### Given task
Extract the data exactly, missing nothing.

### Supplied data
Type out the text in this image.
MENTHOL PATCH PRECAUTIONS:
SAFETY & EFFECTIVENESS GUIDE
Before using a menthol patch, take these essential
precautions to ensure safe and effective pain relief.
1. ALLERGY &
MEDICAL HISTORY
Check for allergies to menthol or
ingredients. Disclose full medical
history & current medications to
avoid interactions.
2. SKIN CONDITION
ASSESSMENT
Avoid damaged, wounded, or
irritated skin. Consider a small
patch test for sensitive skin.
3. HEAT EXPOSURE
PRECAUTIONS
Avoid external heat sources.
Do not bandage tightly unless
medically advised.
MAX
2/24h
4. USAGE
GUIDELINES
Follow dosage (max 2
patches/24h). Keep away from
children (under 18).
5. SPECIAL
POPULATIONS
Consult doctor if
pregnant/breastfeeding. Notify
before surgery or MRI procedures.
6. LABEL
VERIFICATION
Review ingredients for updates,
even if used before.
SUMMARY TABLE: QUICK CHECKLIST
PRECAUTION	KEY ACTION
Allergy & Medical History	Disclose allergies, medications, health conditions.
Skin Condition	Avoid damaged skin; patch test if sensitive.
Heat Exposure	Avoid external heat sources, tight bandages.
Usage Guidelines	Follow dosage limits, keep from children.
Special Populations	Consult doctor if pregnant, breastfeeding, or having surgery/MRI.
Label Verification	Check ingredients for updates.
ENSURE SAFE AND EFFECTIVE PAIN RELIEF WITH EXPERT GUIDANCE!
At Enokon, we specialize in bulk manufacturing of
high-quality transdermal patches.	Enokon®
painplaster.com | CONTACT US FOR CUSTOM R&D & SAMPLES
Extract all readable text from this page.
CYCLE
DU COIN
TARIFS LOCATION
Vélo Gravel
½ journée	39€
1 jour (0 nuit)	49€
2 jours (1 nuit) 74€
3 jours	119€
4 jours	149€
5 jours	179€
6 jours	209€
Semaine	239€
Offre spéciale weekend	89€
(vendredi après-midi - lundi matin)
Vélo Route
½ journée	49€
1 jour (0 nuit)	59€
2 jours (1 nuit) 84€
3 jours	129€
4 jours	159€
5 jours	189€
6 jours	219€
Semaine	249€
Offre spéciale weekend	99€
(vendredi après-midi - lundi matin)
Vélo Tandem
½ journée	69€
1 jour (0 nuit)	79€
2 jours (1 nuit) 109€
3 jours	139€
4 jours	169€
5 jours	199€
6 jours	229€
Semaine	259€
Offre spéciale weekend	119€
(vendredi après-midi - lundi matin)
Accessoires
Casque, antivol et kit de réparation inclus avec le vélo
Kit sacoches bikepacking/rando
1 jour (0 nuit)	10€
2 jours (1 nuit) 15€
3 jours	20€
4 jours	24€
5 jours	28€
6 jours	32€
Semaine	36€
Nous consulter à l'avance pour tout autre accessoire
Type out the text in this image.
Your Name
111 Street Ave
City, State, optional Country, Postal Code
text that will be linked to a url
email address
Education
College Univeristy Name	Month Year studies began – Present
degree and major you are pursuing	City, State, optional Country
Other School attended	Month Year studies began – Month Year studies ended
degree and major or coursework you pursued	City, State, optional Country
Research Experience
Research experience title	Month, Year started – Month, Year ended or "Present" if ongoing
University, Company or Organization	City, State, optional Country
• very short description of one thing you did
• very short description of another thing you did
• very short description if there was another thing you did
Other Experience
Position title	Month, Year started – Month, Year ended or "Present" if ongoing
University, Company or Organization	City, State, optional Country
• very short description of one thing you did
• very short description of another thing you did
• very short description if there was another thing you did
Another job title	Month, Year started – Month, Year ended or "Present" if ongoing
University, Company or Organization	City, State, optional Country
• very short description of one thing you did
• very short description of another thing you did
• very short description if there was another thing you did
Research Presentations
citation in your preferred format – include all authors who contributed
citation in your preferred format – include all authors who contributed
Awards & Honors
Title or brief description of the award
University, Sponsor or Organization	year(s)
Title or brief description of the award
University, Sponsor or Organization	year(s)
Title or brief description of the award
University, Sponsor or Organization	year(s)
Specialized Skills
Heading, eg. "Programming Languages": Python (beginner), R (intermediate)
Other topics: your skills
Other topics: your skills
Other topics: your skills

### Result for this task
Type out the text in this image.
MENTHOL PATCH PRECAUTIONS:
SAFETY & EFFECTIVENESS GUIDE
Before using a menthol patch, take these essential
precautions to ensure safe and effective pain relief.
1. ALLERGY &
MEDICAL HISTORY
Check for allergies to menthol or
ingredients. Disclose full medical
history & current medications to
avoid interactions.
2. SKIN CONDITION
ASSESSMENT
Avoid damaged, wounded, or
irritated skin. Consider a small
patch test for sensitive skin.
3. HEAT EXPOSURE
PRECAUTIONS
Avoid external heat sources.
Do not bandage tightly unless
medically advised.
MAX
2/24h
4. USAGE
GUIDELINES
Follow dosage (max 2
patches/24h). Keep away from
children (under 18).
5. SPECIAL
POPULATIONS
Consult doctor if
pregnant/breastfeeding. Notify
before surgery or MRI procedures.
6. LABEL
VERIFICATION
Review ingredients for updates,
even if used before.
SUMMARY TABLE: QUICK CHECKLIST
PRECAUTION	KEY ACTION
Allergy & Medical History	Disclose allergies, medications, health conditions.
Skin Condition	Avoid damaged skin; patch test if sensitive.
Heat Exposure	Avoid external heat sources, tight bandages.
Usage Guidelines	Follow dosage limits, keep from children.
Special Populations	Consult doctor if pregnant, breastfeeding, or having surgery/MRI.
Label Verification	Check ingredients for updates.
ENSURE SAFE AND EFFECTIVE PAIN RELIEF WITH EXPERT GUIDANCE!
At Enokon, we specialize in bulk manufacturing of
high-quality transdermal patches.	Enokon®
painplaster.com | CONTACT US FOR CUSTOM R&D & SAMPLES
Extract all readable text from this page.
CYCLE
DU COIN
TARIFS LOCATION
Vélo Gravel
½ journée	39€
1 jour (0 nuit)	49€
2 jours (1 nuit) 74€
3 jours	119€
4 jours	149€
5 jours	179€
6 jours	209€
Semaine	239€
Offre spéciale weekend	89€
(vendredi après-midi - lundi matin)
Vélo Route
½ journée	49€
1 jour (0 nuit)	59€
2 jours (1 nuit) 84€
3 jours	129€
4 jours	159€
5 jours	189€
6 jours	219€
Semaine	249€
Offre spéciale weekend	99€
(vendredi après-midi - lundi matin)
Vélo Tandem
½ journée	69€
1 jour (0 nuit)	79€
2 jours (1 nuit) 109€
3 jours	139€
4 jours	169€
5 jours	199€
6 jours	229€
Semaine	259€
Offre spéciale weekend	119€
(vendredi après-midi - lundi matin)
Accessoires
Casque, antivol et kit de réparation inclus avec le vélo
Kit sacoches bikepacking/rando
1 jour (0 nuit)	10€
2 jours (1 nuit) 15€
3 jours	20€
4 jours	24€
5 jours	28€
6 jours	32€
Semaine	36€
Nous consulter à l'avance pour tout autre accessoire
Type out the text in this image.
Your Name
111 Street Ave
City, State, optional Country, Postal Code
text that will be linked to a url
email address
Education
College Univeristy Name	Month Year studies began – Present
degree and major you are pursuing	City, State, optional Country
Other School attended	Month Year studies began – Month Year studies ended
degree and major or coursework you pursued	City, State, optional Country
Research Experience
Research experience title	Month, Year started – Month, Year ended or "Present" if ongoing
University, Company or Organization	City, State, optional Country
• very short description of one thing you did
• very short description of another thing you did
• very short description if there was another thing you did
Other Experience
Position title	Month, Year started – Month, Year ended or "Present" if ongoing
University, Company or Organization	City, State, optional Country
• very short description of one thing you did
• very short description of another thing you did
• very short description if there was another thing you did
Another job title	Month, Year started – Month, Year ended or "Present" if ongoing
University, Company or Organization	City, State, optional Country
• very short description of one thing you did
• very short description of another thing you did
• very short description if there was another thing you did
Research Presentations
citation in your preferred format – include all authors who contributed
citation in your preferred format – include all authors who contributed
Awards & Honors
Title or brief description of the award
University, Sponsor or Organization	year(s)
Title or brief description of the award
University, Sponsor or Organization	year(s)
Title or brief description of the award
University, Sponsor or Organization	year(s)
Specialized Skills
Heading, eg. "Programming Languages": Python (beginner), R (intermediate)
Other topics: your skills
Other topics: your skills
Other topics: your skills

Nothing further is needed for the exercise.